Dataset rows about figures

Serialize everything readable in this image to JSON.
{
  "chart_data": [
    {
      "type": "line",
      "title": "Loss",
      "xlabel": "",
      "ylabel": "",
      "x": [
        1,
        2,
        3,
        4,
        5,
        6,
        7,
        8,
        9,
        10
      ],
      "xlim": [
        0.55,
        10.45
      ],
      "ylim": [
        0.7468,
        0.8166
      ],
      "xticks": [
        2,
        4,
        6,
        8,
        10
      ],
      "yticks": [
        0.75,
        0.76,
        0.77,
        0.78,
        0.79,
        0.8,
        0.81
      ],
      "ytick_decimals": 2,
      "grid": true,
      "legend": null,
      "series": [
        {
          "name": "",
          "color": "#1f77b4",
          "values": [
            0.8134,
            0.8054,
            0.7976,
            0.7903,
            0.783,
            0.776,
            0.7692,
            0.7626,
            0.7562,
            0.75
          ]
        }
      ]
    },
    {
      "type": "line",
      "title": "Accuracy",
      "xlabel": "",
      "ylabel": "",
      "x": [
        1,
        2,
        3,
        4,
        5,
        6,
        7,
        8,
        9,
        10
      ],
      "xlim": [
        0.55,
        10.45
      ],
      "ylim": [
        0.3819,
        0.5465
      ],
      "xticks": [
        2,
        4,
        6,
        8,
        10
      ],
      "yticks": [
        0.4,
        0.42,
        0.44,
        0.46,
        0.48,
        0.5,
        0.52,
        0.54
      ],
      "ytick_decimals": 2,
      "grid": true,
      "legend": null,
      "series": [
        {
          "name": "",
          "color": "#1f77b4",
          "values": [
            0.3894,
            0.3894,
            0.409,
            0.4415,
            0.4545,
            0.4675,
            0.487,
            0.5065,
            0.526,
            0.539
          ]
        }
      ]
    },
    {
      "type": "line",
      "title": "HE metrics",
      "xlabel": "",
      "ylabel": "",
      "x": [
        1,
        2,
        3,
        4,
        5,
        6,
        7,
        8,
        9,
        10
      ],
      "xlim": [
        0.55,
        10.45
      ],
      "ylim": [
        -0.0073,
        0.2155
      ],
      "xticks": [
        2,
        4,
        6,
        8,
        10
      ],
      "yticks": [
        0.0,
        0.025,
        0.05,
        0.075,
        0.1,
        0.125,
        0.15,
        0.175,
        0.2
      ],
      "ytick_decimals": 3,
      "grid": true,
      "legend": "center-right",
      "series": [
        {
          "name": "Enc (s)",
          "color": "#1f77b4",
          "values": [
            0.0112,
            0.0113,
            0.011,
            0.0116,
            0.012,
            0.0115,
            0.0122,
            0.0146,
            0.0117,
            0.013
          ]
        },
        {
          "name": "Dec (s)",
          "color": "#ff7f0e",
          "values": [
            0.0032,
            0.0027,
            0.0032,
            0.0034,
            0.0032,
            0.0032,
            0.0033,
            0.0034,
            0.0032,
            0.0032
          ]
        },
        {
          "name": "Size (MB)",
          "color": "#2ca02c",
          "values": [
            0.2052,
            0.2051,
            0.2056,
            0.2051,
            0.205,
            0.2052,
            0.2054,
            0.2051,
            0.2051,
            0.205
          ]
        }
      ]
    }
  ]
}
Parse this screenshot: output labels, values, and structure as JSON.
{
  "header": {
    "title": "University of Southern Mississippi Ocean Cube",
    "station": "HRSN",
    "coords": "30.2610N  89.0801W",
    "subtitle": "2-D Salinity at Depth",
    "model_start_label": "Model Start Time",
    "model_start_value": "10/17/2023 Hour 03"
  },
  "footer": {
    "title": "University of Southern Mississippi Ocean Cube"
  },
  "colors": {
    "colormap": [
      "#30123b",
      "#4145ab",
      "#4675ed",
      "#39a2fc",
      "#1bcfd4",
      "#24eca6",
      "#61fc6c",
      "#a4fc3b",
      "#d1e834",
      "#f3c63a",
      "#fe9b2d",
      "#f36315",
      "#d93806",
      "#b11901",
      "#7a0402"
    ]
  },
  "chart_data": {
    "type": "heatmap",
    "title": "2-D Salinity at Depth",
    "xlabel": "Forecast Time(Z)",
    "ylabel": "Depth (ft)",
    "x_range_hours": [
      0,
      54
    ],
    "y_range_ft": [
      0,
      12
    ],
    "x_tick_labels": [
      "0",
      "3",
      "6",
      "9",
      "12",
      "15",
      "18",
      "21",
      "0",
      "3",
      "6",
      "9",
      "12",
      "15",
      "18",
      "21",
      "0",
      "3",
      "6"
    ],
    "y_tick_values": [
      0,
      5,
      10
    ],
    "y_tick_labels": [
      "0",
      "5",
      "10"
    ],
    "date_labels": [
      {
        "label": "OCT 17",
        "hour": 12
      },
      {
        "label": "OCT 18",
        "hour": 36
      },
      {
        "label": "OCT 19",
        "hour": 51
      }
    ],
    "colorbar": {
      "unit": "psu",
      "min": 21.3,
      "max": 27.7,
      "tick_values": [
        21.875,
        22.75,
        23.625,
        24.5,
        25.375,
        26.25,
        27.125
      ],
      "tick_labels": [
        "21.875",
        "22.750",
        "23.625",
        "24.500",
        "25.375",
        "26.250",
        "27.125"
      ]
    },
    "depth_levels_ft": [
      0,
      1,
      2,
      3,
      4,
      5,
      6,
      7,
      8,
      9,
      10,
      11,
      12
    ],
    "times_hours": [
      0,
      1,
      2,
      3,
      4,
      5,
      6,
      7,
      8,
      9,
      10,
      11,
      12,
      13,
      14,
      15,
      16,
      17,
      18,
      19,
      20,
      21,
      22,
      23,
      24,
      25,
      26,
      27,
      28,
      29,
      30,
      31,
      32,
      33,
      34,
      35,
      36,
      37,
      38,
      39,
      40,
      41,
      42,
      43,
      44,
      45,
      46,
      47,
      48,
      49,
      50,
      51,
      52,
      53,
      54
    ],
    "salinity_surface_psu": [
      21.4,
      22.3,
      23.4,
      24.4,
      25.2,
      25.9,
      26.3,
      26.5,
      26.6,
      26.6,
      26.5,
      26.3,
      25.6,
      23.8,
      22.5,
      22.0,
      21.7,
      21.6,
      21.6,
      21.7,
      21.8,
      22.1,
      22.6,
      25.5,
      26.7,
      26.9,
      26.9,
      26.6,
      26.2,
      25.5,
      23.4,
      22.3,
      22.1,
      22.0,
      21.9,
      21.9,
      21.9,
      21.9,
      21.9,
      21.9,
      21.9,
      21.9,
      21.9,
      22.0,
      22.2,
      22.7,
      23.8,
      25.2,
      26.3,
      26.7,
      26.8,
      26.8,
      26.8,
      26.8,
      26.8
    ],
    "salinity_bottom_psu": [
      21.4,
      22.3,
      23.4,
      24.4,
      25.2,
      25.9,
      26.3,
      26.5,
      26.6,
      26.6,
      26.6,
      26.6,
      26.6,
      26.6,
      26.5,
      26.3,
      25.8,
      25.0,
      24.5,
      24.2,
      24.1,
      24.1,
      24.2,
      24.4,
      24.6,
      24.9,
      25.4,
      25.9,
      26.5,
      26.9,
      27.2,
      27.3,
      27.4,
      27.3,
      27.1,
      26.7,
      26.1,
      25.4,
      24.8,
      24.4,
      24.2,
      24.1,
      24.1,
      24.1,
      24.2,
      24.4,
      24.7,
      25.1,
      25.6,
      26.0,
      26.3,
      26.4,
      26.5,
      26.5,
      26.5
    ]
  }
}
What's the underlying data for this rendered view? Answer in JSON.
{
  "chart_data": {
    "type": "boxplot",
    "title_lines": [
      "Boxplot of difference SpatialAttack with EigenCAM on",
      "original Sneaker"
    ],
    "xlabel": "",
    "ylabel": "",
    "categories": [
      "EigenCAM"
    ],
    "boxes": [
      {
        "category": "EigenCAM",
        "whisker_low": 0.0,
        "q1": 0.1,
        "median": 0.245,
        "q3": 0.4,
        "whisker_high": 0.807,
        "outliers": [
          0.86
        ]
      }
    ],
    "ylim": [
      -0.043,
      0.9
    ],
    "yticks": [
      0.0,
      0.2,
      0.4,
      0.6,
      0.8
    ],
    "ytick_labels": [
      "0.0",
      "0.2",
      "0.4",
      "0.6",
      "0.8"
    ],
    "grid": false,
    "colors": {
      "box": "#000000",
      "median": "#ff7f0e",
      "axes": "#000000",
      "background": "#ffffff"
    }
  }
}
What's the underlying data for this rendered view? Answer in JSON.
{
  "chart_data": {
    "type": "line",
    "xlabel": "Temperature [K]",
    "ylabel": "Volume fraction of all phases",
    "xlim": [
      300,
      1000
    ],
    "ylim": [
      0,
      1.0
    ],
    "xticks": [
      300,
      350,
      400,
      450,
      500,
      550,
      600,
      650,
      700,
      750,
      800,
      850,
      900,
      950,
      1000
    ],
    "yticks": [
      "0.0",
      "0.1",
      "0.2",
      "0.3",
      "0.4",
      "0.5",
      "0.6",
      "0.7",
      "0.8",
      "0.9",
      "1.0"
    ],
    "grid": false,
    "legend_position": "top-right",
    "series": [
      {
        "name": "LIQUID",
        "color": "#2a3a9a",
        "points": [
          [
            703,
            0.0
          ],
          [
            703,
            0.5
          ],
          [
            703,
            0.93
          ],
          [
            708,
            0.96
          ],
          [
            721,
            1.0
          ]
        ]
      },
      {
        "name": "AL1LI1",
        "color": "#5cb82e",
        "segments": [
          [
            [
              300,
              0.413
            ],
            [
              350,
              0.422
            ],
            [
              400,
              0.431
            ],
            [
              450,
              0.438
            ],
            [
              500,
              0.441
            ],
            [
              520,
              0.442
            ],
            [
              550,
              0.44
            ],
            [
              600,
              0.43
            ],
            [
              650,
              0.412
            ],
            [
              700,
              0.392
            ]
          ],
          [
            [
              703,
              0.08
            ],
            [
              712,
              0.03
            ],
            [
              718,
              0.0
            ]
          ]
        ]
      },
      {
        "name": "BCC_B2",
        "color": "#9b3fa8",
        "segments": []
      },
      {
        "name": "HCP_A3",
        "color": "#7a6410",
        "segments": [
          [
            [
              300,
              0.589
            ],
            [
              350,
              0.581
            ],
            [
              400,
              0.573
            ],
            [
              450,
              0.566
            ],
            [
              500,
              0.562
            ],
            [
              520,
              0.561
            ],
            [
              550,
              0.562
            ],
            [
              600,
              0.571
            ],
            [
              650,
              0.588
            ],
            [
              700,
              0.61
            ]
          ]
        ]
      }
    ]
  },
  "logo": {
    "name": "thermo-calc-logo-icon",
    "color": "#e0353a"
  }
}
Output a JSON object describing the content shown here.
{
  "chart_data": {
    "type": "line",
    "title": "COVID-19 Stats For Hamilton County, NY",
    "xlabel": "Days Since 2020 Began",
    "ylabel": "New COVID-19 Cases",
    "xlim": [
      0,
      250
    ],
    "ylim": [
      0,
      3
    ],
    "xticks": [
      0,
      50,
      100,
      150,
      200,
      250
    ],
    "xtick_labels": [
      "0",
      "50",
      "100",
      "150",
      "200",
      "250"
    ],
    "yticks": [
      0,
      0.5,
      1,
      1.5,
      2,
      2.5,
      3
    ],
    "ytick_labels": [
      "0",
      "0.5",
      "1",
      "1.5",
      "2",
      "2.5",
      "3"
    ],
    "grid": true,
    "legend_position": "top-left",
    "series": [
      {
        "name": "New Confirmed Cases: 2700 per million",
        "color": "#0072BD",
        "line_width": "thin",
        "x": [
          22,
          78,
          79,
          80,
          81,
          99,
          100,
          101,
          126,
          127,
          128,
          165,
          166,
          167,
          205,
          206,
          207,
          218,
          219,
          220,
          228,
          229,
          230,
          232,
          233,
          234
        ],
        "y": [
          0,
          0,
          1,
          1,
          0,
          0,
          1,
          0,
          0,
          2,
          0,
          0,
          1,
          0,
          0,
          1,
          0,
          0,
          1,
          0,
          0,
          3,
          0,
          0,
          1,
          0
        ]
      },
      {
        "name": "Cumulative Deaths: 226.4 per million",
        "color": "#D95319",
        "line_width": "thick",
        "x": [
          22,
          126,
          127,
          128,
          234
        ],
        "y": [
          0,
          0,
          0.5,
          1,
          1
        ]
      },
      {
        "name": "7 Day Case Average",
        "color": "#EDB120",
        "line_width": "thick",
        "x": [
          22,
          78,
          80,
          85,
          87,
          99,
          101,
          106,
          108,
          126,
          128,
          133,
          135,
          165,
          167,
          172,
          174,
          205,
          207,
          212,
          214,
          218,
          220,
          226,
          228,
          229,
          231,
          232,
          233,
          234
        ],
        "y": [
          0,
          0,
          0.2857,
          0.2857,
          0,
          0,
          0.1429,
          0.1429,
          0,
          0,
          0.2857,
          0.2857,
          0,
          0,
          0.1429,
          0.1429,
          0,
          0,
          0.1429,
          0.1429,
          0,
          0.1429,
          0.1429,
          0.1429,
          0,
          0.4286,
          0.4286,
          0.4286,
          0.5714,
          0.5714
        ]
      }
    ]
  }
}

DIRECTIONS FOR THIS TASK
Copy every line of the material in which the word "Southern" occurs.

FINAL ANSWER
    "title": "University of Southern Mississippi Ocean Cube",
    "title": "University of Southern Mississippi Ocean Cube"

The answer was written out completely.